### Instruction A
Duplicate the passage of the article on natural gas research between "At the nanometer" and "to find out.", inclusive.
### Instruction B
Answer the following from the article on natural gas research, marking each answer to match:
(i) Who is leading the research, and what position does he hold?
(ii) According to the Natural Gas Supply Association, how much natural gas do Americans consume a year?
(iii) How wide are the pores that gas flows through in conventional natural gas reservoirs?

### Excerpted text
*****

New research aims to improve natural gas production

Posted by
On April 26, 2011

Natural gas is an abundant energy resource for the United States, but much of it remains trapped in shale or tight-sand formations. Researchers at Missouri University of Science and Technology hope to develop a way to extract that gas by studying the energy source at the molecular level.


Drs. Baojun Bai (left) and Yinfa Ma research slivers of shale formations using Ma’s custom-made single-molecule imaging system. The researchers are trying to better understand how natural gas flows in tight shale formations at the nanoscale level.

Dr. Baojun Bai, assistant professor of petroleum engineering, is leading the research, which involves looking at how natural gas behaves in these constricted environments. Working with Bai is Dr. Yinfa Ma, Curators’ Teaching Professor of chemistry, whose single-molecule imaging system will allow the researchers to examine the flow properties of natural gas on a small scale.

The U.S. Geological Survey estimates that tight sands and shale formations may hold up to 460 trillion cubic feet of natural gas, enough to meet current U.S. demand for nearly 21 years. (According to the Natural Gas Supply Association, Americans consume about 22 trillion cubic feet of natural gas a year).

But traditional methods of extracting natural gas will not work in these tight formations, Bai says.

“The problem is that the pore size is so small – only a few nanometers,” he says. In conventional natural gas reservoirs, the gas flows through pores that are a few micrometers in width.

The difference between nanometers and micrometers is significant. A single nanometer is one billionth of a meter. A micrometer is one millionth of a meter. That means that a micrometer is 1,000 times larger than a nanometer.

At the nanometer scale, materials behave differently. No one really knows how natural gas flows at that level, Bai says. So he, Ma and some Missouri S&T graduate students are trying to find out.

“We want an improved understanding of how the gas flows through the pore space – specifically, how natural gas in a nanoscale pore behaves,” Bai says. “The flow behavior will be different than the conventional behavior, but we don’t know how exactly.”

“With the novel single-molecule imaging system I designed, we can directly monitor the flowing behavior of natural gas, polymer solutions and surfactants in nano-pores, individually or simultaneously,” Ma says. “This can be used for new flow model developments and correlated with mathematical models developed by our project partners.”

*****

(Lines of data)
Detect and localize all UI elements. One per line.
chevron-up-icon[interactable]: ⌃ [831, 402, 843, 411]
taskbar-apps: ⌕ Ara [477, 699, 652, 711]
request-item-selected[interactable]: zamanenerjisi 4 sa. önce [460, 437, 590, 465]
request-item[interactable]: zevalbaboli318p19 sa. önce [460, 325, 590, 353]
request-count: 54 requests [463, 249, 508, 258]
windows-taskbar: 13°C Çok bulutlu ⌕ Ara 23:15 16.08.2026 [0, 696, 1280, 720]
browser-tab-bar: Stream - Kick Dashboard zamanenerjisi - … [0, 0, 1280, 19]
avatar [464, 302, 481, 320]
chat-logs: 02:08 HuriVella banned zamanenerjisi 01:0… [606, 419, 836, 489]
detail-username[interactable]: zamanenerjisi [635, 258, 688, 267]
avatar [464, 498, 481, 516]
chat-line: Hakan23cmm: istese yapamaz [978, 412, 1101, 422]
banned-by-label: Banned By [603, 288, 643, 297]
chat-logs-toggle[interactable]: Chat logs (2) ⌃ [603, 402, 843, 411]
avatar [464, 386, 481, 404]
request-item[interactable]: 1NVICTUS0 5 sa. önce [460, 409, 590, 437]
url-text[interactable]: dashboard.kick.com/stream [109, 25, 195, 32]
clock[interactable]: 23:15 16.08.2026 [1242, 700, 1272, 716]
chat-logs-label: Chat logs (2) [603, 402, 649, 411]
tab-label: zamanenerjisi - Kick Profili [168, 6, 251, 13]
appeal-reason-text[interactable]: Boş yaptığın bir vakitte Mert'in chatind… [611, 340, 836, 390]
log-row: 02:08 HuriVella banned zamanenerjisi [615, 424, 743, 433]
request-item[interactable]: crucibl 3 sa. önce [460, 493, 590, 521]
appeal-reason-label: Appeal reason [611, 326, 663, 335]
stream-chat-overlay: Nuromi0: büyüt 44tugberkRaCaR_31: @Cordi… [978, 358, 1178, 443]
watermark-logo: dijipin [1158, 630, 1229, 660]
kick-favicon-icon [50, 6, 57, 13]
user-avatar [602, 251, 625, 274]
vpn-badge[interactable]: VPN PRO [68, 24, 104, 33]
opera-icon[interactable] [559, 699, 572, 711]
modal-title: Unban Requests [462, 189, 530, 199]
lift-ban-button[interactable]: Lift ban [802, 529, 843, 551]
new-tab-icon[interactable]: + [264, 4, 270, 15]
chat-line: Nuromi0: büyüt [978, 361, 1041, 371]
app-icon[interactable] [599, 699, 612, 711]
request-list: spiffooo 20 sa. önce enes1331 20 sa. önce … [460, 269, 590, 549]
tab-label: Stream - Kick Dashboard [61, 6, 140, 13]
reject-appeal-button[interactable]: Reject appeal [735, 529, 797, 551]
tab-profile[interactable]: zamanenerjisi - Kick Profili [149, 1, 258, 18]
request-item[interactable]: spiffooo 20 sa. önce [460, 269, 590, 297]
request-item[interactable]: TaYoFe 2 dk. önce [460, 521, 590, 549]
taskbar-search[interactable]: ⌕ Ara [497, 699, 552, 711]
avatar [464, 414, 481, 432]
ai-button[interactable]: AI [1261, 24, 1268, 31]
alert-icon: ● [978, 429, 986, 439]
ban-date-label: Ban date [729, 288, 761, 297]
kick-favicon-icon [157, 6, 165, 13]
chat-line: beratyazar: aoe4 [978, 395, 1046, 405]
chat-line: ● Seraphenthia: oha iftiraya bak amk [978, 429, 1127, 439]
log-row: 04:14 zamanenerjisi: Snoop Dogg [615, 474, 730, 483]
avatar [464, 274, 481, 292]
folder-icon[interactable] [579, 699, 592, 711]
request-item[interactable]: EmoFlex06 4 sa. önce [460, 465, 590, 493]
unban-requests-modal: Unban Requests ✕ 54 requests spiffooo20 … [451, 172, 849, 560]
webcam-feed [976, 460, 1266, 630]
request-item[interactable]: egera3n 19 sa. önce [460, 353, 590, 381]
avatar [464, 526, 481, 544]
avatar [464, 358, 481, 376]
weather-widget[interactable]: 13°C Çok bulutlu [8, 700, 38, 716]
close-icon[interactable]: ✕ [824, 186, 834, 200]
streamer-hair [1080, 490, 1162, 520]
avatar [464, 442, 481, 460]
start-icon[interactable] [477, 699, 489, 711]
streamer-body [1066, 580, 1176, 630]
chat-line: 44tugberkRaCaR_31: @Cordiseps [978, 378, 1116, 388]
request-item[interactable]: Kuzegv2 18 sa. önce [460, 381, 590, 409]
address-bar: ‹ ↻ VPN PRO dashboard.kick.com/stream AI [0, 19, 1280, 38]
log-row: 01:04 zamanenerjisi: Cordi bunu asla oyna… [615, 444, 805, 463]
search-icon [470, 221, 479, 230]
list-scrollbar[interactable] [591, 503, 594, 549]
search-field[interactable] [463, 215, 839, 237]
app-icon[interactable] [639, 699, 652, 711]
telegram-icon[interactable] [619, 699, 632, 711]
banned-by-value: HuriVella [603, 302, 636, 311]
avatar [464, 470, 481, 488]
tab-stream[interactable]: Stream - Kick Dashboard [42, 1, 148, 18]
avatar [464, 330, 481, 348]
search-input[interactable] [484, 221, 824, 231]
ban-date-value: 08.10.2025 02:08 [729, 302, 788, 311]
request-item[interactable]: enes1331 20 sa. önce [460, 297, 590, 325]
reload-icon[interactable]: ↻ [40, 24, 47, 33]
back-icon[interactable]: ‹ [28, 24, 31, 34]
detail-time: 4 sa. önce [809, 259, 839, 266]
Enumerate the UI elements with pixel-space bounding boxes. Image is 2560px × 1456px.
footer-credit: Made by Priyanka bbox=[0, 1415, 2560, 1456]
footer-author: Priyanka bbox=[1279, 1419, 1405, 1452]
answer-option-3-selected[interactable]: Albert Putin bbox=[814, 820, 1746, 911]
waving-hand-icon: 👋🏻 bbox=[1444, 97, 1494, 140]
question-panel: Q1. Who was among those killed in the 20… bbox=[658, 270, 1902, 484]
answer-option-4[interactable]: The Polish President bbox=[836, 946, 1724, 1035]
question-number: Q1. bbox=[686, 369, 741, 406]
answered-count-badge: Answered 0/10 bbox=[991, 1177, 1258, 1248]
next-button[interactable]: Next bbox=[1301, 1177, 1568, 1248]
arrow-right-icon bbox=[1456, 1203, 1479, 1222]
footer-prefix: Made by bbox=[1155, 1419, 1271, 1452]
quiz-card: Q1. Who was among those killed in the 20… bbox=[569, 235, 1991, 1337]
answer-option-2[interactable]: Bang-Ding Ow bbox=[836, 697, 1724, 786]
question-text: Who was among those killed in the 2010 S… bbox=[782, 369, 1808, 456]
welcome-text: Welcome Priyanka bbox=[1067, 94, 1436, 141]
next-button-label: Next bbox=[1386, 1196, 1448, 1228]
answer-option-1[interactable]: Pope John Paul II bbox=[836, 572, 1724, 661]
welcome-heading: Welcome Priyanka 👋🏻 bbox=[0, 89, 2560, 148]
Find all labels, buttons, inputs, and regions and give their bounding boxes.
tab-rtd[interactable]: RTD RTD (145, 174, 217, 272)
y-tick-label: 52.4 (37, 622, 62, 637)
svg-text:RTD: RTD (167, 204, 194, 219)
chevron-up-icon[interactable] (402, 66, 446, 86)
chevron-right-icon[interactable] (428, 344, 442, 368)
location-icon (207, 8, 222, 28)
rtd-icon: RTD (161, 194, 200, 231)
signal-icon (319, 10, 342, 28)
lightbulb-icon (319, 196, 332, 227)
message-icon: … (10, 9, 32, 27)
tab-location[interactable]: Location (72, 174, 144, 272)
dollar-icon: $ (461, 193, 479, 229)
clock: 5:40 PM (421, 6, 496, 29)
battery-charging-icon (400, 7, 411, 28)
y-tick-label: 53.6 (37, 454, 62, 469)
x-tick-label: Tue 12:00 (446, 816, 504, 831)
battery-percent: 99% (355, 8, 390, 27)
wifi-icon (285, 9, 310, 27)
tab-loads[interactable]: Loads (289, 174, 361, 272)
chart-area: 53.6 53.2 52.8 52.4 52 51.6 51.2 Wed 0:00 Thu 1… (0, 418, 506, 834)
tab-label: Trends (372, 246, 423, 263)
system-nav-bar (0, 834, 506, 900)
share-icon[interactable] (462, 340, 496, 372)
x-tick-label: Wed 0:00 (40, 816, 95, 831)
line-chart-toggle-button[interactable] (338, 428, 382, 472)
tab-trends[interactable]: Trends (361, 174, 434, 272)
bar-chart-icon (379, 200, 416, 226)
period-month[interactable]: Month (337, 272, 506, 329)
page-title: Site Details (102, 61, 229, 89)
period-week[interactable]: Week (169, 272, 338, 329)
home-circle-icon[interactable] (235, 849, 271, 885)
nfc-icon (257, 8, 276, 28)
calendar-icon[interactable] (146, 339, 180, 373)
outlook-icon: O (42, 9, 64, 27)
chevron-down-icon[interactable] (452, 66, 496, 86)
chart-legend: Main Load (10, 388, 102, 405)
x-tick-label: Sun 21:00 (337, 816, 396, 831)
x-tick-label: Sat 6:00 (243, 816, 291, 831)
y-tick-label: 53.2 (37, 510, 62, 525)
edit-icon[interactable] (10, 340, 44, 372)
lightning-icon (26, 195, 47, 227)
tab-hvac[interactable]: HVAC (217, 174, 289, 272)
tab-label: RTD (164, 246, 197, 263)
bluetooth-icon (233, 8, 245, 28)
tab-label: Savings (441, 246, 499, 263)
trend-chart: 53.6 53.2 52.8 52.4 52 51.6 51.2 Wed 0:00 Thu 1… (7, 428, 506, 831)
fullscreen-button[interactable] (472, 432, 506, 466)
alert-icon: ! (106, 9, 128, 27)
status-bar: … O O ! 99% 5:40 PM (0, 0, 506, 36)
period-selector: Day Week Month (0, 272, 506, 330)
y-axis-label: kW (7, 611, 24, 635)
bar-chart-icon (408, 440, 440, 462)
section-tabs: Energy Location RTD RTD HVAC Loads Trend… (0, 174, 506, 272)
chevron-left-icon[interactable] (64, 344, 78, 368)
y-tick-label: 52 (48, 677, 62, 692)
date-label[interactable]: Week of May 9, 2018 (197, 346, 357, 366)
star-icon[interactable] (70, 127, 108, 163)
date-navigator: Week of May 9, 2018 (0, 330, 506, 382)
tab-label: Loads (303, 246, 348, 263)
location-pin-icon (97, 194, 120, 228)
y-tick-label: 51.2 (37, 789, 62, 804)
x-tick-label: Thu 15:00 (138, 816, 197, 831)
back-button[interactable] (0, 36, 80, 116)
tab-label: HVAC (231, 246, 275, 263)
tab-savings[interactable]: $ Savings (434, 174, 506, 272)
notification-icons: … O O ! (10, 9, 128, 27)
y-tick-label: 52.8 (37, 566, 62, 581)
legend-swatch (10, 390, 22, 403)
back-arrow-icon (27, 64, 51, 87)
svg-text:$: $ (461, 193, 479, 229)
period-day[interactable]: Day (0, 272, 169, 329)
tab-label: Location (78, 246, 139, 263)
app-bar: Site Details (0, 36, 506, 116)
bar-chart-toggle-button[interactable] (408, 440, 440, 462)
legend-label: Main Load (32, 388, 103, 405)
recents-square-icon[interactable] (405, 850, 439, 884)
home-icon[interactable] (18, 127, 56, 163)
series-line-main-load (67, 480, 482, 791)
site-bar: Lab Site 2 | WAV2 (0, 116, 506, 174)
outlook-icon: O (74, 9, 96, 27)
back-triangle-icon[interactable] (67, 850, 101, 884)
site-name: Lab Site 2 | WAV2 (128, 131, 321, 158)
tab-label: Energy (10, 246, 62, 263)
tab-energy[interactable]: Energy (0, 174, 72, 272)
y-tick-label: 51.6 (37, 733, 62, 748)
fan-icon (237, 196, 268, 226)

*****

### Exercise response A
At the nanometer scale, materials behave differently. No one really knows how natural gas flows at that level, Bai says. So he, Ma and some Missouri S&T graduate students are trying to find out.

### Exercise response B
(i) Dr. Baojun Bai, assistant professor of petroleum engineering.
(ii) About 22 trillion cubic feet.
(iii) A few micrometers.